━━━━━ MATERIALS PROVIDED ━━━━━

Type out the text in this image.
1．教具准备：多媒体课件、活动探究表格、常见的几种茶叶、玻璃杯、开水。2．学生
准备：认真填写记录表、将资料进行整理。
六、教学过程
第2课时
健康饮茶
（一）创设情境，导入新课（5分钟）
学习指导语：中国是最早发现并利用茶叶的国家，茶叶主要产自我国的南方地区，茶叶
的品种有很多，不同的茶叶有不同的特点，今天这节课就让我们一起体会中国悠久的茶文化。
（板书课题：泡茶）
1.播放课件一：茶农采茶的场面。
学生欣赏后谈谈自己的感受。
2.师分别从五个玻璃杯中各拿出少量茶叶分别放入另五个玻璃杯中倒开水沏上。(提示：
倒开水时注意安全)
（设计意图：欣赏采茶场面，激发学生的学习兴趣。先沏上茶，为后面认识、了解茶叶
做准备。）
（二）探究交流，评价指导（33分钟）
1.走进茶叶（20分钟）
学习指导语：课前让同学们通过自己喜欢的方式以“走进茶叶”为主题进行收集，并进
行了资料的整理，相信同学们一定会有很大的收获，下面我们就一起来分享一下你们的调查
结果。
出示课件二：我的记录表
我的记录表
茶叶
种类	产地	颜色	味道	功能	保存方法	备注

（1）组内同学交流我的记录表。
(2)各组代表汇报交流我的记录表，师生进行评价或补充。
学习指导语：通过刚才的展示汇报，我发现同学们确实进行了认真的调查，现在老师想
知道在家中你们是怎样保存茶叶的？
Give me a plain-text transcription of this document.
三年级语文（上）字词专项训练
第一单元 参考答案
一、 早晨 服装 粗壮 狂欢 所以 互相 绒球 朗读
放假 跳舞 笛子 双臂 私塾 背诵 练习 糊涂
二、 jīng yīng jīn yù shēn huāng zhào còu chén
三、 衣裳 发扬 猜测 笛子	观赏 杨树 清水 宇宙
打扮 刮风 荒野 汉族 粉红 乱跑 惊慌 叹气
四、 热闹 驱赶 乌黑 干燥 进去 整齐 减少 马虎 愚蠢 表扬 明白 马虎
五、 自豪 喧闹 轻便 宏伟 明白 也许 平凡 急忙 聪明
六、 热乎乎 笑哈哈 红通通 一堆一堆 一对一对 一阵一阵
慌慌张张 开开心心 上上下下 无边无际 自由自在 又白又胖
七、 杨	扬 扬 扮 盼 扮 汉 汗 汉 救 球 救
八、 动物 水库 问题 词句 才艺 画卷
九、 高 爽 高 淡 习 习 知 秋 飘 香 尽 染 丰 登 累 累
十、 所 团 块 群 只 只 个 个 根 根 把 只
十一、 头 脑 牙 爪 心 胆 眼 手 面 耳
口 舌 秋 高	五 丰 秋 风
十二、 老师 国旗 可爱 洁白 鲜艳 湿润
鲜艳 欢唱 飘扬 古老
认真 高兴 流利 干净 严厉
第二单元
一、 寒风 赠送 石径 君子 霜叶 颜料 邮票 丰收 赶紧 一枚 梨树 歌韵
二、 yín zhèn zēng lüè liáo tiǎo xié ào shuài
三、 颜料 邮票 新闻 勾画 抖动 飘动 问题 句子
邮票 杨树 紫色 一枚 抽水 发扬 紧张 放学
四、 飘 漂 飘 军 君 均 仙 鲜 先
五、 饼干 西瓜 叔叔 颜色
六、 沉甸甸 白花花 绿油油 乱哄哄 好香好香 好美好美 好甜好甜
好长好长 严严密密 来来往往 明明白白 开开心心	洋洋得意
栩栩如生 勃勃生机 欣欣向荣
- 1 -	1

━━━━━

● **TASK**
Return every record, word for word.

● **THE OUTPUT**
Type out the text in this image.
1．教具准备：多媒体课件、活动探究表格、常见的几种茶叶、玻璃杯、开水。2．学生
准备：认真填写记录表、将资料进行整理。
六、教学过程
第2课时
健康饮茶
（一）创设情境，导入新课（5分钟）
学习指导语：中国是最早发现并利用茶叶的国家，茶叶主要产自我国的南方地区，茶叶
的品种有很多，不同的茶叶有不同的特点，今天这节课就让我们一起体会中国悠久的茶文化。
（板书课题：泡茶）
1.播放课件一：茶农采茶的场面。
学生欣赏后谈谈自己的感受。
2.师分别从五个玻璃杯中各拿出少量茶叶分别放入另五个玻璃杯中倒开水沏上。(提示：
倒开水时注意安全)
（设计意图：欣赏采茶场面，激发学生的学习兴趣。先沏上茶，为后面认识、了解茶叶
做准备。）
（二）探究交流，评价指导（33分钟）
1.走进茶叶（20分钟）
学习指导语：课前让同学们通过自己喜欢的方式以“走进茶叶”为主题进行收集，并进
行了资料的整理，相信同学们一定会有很大的收获，下面我们就一起来分享一下你们的调查
结果。
出示课件二：我的记录表
我的记录表
茶叶
种类	产地	颜色	味道	功能	保存方法	备注

（1）组内同学交流我的记录表。
(2)各组代表汇报交流我的记录表，师生进行评价或补充。
学习指导语：通过刚才的展示汇报，我发现同学们确实进行了认真的调查，现在老师想
知道在家中你们是怎样保存茶叶的？
Give me a plain-text transcription of this document.
三年级语文（上）字词专项训练
第一单元 参考答案
一、 早晨 服装 粗壮 狂欢 所以 互相 绒球 朗读
放假 跳舞 笛子 双臂 私塾 背诵 练习 糊涂
二、 jīng yīng jīn yù shēn huāng zhào còu chén
三、 衣裳 发扬 猜测 笛子	观赏 杨树 清水 宇宙
打扮 刮风 荒野 汉族 粉红 乱跑 惊慌 叹气
四、 热闹 驱赶 乌黑 干燥 进去 整齐 减少 马虎 愚蠢 表扬 明白 马虎
五、 自豪 喧闹 轻便 宏伟 明白 也许 平凡 急忙 聪明
六、 热乎乎 笑哈哈 红通通 一堆一堆 一对一对 一阵一阵
慌慌张张 开开心心 上上下下 无边无际 自由自在 又白又胖
七、 杨	扬 扬 扮 盼 扮 汉 汗 汉 救 球 救
八、 动物 水库 问题 词句 才艺 画卷
九、 高 爽 高 淡 习 习 知 秋 飘 香 尽 染 丰 登 累 累
十、 所 团 块 群 只 只 个 个 根 根 把 只
十一、 头 脑 牙 爪 心 胆 眼 手 面 耳
口 舌 秋 高	五 丰 秋 风
十二、 老师 国旗 可爱 洁白 鲜艳 湿润
鲜艳 欢唱 飘扬 古老
认真 高兴 流利 干净 严厉
第二单元
一、 寒风 赠送 石径 君子 霜叶 颜料 邮票 丰收 赶紧 一枚 梨树 歌韵
二、 yín zhèn zēng lüè liáo tiǎo xié ào shuài
三、 颜料 邮票 新闻 勾画 抖动 飘动 问题 句子
邮票 杨树 紫色 一枚 抽水 发扬 紧张 放学
四、 飘 漂 飘 军 君 均 仙 鲜 先
五、 饼干 西瓜 叔叔 颜色
六、 沉甸甸 白花花 绿油油 乱哄哄 好香好香 好美好美 好甜好甜
好长好长 严严密密 来来往往 明明白白 开开心心	洋洋得意
栩栩如生 勃勃生机 欣欣向荣
- 1 -	1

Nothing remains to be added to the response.